* **YOUR OBJECTIVE**: Below are records to be output exactly, every one of them.
════════
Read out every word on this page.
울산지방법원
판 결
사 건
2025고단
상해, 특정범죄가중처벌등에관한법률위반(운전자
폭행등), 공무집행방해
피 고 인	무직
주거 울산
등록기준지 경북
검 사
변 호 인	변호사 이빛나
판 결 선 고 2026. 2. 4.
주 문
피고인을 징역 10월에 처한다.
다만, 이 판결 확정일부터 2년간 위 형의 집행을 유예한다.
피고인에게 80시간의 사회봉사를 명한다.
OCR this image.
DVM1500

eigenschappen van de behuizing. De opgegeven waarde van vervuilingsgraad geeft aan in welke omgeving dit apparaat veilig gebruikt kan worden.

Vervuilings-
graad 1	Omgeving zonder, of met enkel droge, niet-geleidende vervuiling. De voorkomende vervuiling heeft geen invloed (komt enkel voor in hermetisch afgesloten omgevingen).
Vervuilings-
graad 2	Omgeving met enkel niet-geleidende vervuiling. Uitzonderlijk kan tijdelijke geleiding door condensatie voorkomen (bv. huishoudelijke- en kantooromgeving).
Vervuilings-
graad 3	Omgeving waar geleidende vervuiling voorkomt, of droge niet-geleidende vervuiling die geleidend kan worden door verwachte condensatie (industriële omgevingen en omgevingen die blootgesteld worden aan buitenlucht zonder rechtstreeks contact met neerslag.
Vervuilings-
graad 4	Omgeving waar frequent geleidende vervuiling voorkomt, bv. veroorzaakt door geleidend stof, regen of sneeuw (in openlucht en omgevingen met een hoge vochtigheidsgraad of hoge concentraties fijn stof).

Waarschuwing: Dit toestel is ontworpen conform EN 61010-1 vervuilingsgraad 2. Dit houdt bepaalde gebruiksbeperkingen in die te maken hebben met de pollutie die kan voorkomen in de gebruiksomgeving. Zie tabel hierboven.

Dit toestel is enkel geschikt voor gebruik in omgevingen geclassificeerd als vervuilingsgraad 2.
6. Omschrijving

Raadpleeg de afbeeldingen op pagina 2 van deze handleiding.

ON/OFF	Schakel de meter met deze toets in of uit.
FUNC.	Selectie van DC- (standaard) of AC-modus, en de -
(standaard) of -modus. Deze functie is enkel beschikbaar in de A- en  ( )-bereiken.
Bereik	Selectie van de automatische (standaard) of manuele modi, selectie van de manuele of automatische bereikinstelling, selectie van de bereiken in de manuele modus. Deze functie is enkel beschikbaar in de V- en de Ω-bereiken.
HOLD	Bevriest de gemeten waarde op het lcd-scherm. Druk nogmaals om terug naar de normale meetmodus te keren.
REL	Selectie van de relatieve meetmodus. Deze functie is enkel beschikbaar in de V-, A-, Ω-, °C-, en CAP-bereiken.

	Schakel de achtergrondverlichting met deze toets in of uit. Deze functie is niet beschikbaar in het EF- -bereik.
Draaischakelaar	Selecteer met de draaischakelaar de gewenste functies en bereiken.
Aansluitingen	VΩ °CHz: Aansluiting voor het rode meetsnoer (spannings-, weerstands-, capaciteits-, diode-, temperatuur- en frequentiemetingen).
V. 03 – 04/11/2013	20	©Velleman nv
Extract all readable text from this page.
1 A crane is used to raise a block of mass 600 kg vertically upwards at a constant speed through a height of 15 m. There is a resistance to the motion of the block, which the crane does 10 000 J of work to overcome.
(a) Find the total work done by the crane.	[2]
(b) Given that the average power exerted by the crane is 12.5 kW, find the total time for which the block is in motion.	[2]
════════
* **EXERCISE ANSWER**:
Read out every word on this page.
울산지방법원
판 결
사 건
2025고단
상해, 특정범죄가중처벌등에관한법률위반(운전자
폭행등), 공무집행방해
피 고 인	무직
주거 울산
등록기준지 경북
검 사
변 호 인	변호사 이빛나
판 결 선 고 2026. 2. 4.
주 문
피고인을 징역 10월에 처한다.
다만, 이 판결 확정일부터 2년간 위 형의 집행을 유예한다.
피고인에게 80시간의 사회봉사를 명한다.
OCR this image.
DVM1500

eigenschappen van de behuizing. De opgegeven waarde van vervuilingsgraad geeft aan in welke omgeving dit apparaat veilig gebruikt kan worden.

Vervuilings-
graad 1	Omgeving zonder, of met enkel droge, niet-geleidende vervuiling. De voorkomende vervuiling heeft geen invloed (komt enkel voor in hermetisch afgesloten omgevingen).
Vervuilings-
graad 2	Omgeving met enkel niet-geleidende vervuiling. Uitzonderlijk kan tijdelijke geleiding door condensatie voorkomen (bv. huishoudelijke- en kantooromgeving).
Vervuilings-
graad 3	Omgeving waar geleidende vervuiling voorkomt, of droge niet-geleidende vervuiling die geleidend kan worden door verwachte condensatie (industriële omgevingen en omgevingen die blootgesteld worden aan buitenlucht zonder rechtstreeks contact met neerslag.
Vervuilings-
graad 4	Omgeving waar frequent geleidende vervuiling voorkomt, bv. veroorzaakt door geleidend stof, regen of sneeuw (in openlucht en omgevingen met een hoge vochtigheidsgraad of hoge concentraties fijn stof).

Waarschuwing: Dit toestel is ontworpen conform EN 61010-1 vervuilingsgraad 2. Dit houdt bepaalde gebruiksbeperkingen in die te maken hebben met de pollutie die kan voorkomen in de gebruiksomgeving. Zie tabel hierboven.

Dit toestel is enkel geschikt voor gebruik in omgevingen geclassificeerd als vervuilingsgraad 2.
6. Omschrijving

Raadpleeg de afbeeldingen op pagina 2 van deze handleiding.

ON/OFF	Schakel de meter met deze toets in of uit.
FUNC.	Selectie van DC- (standaard) of AC-modus, en de -
(standaard) of -modus. Deze functie is enkel beschikbaar in de A- en  ( )-bereiken.
Bereik	Selectie van de automatische (standaard) of manuele modi, selectie van de manuele of automatische bereikinstelling, selectie van de bereiken in de manuele modus. Deze functie is enkel beschikbaar in de V- en de Ω-bereiken.
HOLD	Bevriest de gemeten waarde op het lcd-scherm. Druk nogmaals om terug naar de normale meetmodus te keren.
REL	Selectie van de relatieve meetmodus. Deze functie is enkel beschikbaar in de V-, A-, Ω-, °C-, en CAP-bereiken.

	Schakel de achtergrondverlichting met deze toets in of uit. Deze functie is niet beschikbaar in het EF- -bereik.
Draaischakelaar	Selecteer met de draaischakelaar de gewenste functies en bereiken.
Aansluitingen	VΩ °CHz: Aansluiting voor het rode meetsnoer (spannings-, weerstands-, capaciteits-, diode-, temperatuur- en frequentiemetingen).
V. 03 – 04/11/2013	20	©Velleman nv
Extract all readable text from this page.
1 A crane is used to raise a block of mass 600 kg vertically upwards at a constant speed through a height of 15 m. There is a resistance to the motion of the block, which the crane does 10 000 J of work to overcome.
(a) Find the total work done by the crane.	[2]
(b) Given that the average power exerted by the crane is 12.5 kW, find the total time for which the block is in motion.	[2]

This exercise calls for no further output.